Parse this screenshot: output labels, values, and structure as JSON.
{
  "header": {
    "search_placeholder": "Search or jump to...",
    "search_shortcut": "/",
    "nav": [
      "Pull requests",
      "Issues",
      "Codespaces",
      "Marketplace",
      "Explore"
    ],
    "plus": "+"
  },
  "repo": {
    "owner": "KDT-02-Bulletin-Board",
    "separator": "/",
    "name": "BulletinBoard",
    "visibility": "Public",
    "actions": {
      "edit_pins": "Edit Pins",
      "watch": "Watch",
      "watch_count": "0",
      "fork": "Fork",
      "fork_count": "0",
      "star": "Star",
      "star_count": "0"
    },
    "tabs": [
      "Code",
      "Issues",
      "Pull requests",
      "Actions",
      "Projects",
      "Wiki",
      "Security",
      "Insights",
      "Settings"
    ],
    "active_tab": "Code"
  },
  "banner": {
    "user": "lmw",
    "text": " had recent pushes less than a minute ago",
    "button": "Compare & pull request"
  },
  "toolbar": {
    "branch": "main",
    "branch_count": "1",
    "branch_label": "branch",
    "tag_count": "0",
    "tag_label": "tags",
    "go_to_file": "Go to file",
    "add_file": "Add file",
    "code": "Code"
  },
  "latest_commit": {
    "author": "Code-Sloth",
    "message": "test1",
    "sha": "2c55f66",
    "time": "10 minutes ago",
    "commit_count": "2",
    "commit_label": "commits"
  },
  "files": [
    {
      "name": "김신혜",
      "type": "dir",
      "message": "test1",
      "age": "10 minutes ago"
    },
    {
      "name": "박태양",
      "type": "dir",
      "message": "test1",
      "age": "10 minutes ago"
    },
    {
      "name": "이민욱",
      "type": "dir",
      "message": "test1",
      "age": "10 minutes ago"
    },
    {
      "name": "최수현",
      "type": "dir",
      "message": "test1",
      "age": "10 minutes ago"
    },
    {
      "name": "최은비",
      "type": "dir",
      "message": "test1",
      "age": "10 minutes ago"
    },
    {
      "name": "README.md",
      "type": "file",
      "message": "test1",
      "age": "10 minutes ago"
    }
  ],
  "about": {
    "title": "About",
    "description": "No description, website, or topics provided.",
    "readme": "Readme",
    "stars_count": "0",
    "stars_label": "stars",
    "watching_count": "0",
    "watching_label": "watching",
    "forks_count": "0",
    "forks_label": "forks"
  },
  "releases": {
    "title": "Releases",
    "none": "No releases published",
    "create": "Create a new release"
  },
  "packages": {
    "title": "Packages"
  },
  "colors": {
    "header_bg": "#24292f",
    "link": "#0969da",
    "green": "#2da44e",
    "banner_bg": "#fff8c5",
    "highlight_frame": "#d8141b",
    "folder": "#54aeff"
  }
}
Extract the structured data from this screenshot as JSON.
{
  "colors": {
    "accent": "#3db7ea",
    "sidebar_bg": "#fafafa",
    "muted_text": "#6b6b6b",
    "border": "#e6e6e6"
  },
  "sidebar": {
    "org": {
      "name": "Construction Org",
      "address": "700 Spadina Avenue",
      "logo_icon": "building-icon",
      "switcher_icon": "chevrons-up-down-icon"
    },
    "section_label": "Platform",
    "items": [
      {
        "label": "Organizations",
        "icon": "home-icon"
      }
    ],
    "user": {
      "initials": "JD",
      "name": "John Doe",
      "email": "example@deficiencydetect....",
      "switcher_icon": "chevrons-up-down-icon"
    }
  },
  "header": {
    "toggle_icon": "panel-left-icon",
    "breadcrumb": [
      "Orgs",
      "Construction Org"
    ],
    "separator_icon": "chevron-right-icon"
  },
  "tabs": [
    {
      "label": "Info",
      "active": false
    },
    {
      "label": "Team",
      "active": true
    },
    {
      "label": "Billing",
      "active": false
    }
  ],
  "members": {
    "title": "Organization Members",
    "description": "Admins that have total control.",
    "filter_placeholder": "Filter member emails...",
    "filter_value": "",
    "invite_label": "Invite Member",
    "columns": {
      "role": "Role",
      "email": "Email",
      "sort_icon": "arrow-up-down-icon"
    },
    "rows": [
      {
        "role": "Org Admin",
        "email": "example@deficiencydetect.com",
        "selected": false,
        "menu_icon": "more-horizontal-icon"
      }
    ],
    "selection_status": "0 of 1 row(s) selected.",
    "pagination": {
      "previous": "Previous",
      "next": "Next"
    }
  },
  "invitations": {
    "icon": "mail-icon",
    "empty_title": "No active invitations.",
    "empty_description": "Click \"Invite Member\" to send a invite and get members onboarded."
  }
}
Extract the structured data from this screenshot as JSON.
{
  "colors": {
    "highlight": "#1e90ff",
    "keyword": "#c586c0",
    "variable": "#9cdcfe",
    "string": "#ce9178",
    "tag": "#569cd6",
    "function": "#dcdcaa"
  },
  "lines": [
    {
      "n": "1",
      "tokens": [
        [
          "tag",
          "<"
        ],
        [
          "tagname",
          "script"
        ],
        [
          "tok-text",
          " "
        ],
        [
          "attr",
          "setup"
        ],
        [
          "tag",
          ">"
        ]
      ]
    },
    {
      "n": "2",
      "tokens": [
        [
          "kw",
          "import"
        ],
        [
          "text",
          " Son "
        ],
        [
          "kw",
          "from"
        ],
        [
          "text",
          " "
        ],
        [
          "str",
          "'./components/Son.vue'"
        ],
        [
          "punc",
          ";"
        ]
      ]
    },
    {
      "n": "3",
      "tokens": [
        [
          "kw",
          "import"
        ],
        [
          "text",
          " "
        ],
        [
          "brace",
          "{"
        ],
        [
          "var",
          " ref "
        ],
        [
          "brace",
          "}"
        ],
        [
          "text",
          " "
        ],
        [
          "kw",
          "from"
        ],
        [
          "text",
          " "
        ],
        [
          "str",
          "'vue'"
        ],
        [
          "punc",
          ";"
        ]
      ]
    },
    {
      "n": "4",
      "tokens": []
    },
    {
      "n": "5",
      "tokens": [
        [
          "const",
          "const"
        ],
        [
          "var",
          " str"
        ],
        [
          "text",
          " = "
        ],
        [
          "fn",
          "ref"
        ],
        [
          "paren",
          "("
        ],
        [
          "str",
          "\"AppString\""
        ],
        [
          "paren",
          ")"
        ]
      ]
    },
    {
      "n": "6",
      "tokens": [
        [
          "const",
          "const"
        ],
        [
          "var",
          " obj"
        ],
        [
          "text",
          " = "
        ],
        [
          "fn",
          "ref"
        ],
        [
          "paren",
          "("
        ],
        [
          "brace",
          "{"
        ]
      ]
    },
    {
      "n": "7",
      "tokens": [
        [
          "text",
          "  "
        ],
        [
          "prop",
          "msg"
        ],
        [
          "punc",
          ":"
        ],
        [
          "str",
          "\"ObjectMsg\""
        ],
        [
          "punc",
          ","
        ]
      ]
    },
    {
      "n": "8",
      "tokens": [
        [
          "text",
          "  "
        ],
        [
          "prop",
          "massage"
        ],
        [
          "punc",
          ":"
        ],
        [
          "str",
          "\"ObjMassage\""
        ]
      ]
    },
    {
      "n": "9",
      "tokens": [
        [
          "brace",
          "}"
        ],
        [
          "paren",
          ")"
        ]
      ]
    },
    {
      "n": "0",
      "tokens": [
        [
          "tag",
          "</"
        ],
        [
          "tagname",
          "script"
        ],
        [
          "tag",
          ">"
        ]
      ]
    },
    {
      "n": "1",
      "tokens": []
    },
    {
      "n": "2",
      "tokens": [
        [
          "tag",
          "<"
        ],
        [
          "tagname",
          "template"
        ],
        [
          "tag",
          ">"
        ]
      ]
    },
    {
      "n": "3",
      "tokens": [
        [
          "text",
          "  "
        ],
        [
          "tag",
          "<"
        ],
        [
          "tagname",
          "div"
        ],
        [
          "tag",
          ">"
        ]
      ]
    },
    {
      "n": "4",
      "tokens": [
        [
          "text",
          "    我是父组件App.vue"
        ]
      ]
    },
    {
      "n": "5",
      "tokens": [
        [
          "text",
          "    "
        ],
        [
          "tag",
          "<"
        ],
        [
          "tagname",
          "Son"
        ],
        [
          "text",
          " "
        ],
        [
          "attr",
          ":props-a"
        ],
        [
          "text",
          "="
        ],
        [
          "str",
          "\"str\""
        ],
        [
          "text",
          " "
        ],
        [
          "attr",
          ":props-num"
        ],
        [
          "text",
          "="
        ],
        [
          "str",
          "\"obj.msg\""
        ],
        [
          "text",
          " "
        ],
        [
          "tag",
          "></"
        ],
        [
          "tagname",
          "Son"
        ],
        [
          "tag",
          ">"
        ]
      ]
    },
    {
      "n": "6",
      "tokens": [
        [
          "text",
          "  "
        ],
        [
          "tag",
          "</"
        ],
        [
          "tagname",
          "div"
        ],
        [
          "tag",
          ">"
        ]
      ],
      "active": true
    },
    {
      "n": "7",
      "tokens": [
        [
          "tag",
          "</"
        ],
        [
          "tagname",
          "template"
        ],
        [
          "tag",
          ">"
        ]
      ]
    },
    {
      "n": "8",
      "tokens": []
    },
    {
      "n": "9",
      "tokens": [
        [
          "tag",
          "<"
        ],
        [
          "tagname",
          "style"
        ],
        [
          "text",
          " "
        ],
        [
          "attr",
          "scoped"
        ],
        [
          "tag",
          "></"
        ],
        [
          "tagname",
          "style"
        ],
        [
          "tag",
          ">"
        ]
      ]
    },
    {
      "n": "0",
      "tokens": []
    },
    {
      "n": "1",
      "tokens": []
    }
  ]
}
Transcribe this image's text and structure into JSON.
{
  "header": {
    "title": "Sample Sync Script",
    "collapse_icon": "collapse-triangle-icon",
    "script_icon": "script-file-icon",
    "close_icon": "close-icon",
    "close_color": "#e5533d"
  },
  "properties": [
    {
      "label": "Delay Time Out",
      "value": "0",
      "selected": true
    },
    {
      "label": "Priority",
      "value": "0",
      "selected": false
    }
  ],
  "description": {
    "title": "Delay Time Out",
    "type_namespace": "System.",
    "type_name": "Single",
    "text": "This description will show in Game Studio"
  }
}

+===+

Copy exactly the lines of the listing above, beginning at the line with "Transcribe this image's" and ending at its final line; write out nothing else.

Transcribe this image's text and structure into JSON.
{
  "header": {
    "title": "Sample Sync Script",
    "collapse_icon": "collapse-triangle-icon",
    "script_icon": "script-file-icon",
    "close_icon": "close-icon",
    "close_color": "#e5533d"
  },
  "properties": [
    {
      "label": "Delay Time Out",
      "value": "0",
      "selected": true
    },
    {
      "label": "Priority",
      "value": "0",
      "selected": false
    }
  ],
  "description": {
    "title": "Delay Time Out",
    "type_namespace": "System.",
    "type_name": "Single",
    "text": "This description will show in Game Studio"
  }
}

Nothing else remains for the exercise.